**WHAT TO WORK ON**: Keep only the lines that hold the string "this", filtering out the rest of the entries below.

Excerpts from a figure dataset:
==*==

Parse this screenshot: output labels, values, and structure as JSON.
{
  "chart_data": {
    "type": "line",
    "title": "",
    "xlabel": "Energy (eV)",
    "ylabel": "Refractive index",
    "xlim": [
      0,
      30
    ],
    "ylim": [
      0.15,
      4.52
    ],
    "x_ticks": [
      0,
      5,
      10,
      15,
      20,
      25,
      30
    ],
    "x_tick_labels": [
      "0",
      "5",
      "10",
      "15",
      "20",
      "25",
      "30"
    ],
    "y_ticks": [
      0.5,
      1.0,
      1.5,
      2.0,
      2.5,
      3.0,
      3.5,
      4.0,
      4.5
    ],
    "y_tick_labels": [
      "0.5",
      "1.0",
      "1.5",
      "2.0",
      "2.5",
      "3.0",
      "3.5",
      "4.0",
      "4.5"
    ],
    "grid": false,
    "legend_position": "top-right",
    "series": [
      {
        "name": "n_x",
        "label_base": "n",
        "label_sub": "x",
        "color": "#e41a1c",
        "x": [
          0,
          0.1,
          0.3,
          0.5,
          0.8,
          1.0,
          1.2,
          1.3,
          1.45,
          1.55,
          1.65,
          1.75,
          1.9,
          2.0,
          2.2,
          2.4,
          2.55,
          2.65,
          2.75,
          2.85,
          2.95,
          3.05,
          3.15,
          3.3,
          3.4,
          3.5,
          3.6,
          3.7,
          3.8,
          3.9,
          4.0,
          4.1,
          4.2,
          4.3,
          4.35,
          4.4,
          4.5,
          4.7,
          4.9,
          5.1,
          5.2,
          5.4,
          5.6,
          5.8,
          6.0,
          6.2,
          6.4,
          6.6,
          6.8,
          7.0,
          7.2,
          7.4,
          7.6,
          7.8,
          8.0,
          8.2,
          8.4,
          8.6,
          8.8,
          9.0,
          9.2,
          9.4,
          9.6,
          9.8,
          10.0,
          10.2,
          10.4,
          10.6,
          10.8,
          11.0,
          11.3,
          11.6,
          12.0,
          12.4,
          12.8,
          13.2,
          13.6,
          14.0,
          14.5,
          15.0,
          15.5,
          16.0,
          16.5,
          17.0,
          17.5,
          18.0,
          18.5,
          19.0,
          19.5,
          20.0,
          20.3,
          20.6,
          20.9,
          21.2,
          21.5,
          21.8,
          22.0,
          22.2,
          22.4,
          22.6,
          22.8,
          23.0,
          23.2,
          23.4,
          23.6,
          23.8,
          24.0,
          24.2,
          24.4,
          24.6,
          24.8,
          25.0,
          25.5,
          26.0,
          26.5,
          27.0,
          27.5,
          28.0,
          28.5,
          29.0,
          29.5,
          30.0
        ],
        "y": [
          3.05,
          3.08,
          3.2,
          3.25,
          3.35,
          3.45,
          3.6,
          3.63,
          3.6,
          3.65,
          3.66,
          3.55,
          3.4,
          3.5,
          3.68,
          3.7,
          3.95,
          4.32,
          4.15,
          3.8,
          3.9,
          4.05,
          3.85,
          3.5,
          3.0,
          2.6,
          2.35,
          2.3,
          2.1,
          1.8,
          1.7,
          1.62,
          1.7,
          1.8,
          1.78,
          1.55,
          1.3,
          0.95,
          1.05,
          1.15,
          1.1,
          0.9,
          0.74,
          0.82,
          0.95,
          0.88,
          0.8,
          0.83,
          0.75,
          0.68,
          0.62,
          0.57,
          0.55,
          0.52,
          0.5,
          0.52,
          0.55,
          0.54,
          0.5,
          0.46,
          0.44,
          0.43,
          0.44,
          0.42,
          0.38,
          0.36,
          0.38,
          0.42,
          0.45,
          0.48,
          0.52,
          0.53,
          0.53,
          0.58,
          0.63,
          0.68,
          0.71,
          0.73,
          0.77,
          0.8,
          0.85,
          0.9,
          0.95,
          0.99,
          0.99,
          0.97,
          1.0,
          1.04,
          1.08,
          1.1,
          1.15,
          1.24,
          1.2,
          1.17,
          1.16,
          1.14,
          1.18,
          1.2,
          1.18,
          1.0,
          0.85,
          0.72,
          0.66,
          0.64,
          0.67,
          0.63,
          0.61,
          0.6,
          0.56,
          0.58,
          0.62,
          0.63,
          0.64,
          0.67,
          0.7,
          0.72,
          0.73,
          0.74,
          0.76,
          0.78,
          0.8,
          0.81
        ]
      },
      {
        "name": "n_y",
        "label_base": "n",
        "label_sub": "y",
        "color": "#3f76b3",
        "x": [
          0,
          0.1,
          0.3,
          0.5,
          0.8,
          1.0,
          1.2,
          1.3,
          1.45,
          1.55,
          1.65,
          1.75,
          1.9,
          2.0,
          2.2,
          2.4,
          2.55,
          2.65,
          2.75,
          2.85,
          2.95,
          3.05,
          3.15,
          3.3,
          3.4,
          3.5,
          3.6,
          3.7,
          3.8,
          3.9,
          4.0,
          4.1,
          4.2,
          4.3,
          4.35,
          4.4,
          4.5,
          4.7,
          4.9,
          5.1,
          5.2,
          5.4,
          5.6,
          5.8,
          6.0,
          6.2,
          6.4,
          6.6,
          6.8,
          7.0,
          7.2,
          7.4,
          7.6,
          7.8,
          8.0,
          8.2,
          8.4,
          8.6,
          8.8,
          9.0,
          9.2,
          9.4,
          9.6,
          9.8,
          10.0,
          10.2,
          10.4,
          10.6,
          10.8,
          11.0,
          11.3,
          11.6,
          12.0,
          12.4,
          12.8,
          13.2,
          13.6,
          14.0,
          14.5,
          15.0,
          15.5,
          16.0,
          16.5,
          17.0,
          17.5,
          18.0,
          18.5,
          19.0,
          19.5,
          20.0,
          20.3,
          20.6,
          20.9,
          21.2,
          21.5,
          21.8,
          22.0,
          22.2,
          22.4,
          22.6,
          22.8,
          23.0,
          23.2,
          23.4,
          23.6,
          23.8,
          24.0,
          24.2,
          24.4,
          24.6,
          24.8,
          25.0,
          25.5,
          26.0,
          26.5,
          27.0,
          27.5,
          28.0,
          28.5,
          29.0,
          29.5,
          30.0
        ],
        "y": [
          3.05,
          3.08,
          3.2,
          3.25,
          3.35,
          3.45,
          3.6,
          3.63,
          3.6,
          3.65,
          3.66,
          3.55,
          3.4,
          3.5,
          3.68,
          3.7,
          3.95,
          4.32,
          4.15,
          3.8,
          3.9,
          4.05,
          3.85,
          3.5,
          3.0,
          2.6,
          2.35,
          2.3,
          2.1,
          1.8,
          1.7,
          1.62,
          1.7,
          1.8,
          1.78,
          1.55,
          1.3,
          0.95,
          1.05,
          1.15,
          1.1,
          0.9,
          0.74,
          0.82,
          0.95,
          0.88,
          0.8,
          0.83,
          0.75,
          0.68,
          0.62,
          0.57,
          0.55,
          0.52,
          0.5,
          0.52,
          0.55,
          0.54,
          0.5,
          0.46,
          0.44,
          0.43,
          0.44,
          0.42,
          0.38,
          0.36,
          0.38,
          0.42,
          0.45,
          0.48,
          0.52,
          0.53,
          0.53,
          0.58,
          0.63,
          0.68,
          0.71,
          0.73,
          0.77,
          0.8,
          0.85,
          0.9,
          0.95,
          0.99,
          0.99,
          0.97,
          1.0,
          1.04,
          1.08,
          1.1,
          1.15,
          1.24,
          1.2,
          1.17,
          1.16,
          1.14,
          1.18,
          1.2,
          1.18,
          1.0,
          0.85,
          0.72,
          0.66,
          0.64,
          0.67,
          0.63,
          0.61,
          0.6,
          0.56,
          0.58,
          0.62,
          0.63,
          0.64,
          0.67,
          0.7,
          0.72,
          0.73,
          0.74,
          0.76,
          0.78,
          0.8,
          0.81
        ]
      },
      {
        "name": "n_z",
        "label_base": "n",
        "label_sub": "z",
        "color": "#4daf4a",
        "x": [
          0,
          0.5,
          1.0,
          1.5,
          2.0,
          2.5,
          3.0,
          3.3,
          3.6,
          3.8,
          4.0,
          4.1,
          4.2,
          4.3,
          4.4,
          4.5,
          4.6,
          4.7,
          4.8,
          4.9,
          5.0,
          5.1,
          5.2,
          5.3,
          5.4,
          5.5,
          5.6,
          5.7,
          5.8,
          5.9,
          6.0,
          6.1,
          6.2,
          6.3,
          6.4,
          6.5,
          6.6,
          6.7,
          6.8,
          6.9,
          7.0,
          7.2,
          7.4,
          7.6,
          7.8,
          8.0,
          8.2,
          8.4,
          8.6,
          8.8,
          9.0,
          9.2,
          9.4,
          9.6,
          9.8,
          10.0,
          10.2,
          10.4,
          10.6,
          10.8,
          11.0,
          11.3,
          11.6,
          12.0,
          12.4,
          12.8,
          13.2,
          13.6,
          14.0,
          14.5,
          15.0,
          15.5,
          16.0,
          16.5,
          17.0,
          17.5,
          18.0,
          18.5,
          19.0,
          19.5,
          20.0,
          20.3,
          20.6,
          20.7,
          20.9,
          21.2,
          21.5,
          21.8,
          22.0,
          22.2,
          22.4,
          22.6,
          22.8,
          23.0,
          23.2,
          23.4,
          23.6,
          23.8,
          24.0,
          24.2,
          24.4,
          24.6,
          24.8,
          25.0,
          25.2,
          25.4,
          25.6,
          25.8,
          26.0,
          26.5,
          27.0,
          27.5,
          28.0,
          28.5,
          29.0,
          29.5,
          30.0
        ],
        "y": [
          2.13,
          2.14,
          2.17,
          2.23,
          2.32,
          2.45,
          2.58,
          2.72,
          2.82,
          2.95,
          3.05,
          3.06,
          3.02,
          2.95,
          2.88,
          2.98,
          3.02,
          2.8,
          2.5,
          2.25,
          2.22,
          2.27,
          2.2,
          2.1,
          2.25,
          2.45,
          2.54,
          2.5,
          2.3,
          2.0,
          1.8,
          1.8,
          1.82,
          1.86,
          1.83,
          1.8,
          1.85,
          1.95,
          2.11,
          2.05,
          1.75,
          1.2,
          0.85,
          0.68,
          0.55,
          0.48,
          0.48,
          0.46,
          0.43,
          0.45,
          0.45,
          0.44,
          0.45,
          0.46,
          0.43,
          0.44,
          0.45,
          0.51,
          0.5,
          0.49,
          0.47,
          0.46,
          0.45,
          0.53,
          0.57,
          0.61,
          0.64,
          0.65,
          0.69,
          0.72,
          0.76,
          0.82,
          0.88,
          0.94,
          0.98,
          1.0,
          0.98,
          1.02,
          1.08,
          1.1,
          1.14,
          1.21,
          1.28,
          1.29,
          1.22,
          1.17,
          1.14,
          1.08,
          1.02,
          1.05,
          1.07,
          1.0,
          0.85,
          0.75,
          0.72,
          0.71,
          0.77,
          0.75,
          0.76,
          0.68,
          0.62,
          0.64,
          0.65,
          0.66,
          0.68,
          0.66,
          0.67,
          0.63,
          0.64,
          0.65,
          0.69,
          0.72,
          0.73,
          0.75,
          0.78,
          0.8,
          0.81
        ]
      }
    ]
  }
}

==*==

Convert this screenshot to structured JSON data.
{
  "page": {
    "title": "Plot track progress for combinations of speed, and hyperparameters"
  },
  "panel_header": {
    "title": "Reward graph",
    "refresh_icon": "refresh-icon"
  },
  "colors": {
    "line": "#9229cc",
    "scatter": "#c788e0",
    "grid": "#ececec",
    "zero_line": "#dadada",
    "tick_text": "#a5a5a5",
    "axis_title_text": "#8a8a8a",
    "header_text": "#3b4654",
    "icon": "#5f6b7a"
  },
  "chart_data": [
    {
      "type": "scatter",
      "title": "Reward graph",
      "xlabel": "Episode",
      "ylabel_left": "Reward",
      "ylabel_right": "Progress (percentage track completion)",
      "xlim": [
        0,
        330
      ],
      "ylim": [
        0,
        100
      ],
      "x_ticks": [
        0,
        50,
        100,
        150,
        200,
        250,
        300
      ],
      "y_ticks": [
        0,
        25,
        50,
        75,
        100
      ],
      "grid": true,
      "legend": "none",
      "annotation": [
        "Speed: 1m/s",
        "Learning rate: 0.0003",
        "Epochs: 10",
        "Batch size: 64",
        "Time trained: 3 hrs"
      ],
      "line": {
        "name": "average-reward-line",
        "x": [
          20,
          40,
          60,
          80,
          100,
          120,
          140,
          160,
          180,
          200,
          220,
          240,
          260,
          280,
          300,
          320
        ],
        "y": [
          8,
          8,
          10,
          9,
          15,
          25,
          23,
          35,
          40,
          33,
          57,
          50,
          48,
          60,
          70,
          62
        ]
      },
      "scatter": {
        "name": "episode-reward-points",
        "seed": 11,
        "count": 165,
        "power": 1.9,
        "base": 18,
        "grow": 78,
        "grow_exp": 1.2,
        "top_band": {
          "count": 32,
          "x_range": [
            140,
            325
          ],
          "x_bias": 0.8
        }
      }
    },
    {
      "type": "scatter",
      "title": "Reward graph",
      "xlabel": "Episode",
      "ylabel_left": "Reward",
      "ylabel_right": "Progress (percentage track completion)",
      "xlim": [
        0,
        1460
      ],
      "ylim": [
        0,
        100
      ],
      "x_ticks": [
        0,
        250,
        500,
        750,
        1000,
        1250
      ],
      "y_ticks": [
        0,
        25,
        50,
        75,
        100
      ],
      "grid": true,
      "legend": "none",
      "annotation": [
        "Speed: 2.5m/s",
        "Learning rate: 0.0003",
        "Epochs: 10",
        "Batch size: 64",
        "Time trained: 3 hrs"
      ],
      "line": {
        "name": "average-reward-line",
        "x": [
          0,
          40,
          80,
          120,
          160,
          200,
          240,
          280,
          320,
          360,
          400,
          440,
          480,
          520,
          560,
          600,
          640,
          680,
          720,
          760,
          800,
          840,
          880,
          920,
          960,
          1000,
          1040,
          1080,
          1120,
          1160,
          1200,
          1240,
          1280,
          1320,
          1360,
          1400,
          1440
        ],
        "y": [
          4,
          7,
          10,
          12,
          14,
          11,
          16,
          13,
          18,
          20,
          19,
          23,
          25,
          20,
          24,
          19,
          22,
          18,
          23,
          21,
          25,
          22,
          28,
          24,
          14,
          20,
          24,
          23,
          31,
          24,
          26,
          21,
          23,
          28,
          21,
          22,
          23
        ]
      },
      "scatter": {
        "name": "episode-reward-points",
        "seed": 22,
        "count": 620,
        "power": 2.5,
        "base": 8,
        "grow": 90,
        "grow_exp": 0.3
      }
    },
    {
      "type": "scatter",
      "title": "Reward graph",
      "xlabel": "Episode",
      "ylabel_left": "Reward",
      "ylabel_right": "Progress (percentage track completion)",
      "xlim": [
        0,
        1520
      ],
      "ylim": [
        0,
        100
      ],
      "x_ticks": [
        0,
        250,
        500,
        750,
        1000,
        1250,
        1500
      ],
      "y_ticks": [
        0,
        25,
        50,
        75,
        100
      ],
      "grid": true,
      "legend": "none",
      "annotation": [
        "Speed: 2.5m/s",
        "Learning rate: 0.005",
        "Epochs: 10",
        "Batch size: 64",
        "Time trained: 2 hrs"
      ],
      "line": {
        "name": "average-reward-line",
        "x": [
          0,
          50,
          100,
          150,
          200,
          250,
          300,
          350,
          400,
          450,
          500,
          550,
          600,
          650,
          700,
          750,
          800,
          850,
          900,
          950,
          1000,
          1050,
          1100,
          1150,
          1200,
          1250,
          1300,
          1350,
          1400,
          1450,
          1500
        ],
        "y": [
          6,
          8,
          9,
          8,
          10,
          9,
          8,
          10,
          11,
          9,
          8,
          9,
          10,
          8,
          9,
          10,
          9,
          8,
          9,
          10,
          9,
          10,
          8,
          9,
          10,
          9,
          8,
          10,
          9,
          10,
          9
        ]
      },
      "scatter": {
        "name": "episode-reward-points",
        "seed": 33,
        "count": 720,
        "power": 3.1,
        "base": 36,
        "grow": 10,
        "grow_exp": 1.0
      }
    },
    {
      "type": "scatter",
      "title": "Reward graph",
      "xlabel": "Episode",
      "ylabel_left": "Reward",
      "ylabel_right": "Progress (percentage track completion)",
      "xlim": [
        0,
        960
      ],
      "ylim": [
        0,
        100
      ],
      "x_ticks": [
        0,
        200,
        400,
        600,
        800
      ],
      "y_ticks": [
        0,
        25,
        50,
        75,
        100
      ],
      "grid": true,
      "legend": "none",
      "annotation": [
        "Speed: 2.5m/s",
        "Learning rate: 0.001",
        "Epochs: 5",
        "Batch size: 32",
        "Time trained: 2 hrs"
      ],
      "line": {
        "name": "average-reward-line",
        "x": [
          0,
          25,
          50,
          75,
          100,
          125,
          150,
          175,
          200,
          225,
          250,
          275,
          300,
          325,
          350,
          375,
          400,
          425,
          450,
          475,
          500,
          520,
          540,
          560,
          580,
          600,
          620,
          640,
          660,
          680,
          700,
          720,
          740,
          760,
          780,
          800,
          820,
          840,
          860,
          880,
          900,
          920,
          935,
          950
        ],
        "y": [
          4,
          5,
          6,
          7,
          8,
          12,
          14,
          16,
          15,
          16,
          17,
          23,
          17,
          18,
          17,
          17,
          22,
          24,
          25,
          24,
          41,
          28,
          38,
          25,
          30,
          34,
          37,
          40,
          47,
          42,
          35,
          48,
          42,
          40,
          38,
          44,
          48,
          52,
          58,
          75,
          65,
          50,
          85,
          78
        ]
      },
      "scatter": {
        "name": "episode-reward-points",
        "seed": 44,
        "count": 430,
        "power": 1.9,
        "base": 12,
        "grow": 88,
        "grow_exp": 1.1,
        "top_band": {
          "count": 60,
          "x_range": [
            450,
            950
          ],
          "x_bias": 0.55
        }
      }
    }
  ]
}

==*==

**ANSWER IN FULL**:
Parse this screenshot: output labels, values, and structure as JSON.
Convert this screenshot to structured JSON data.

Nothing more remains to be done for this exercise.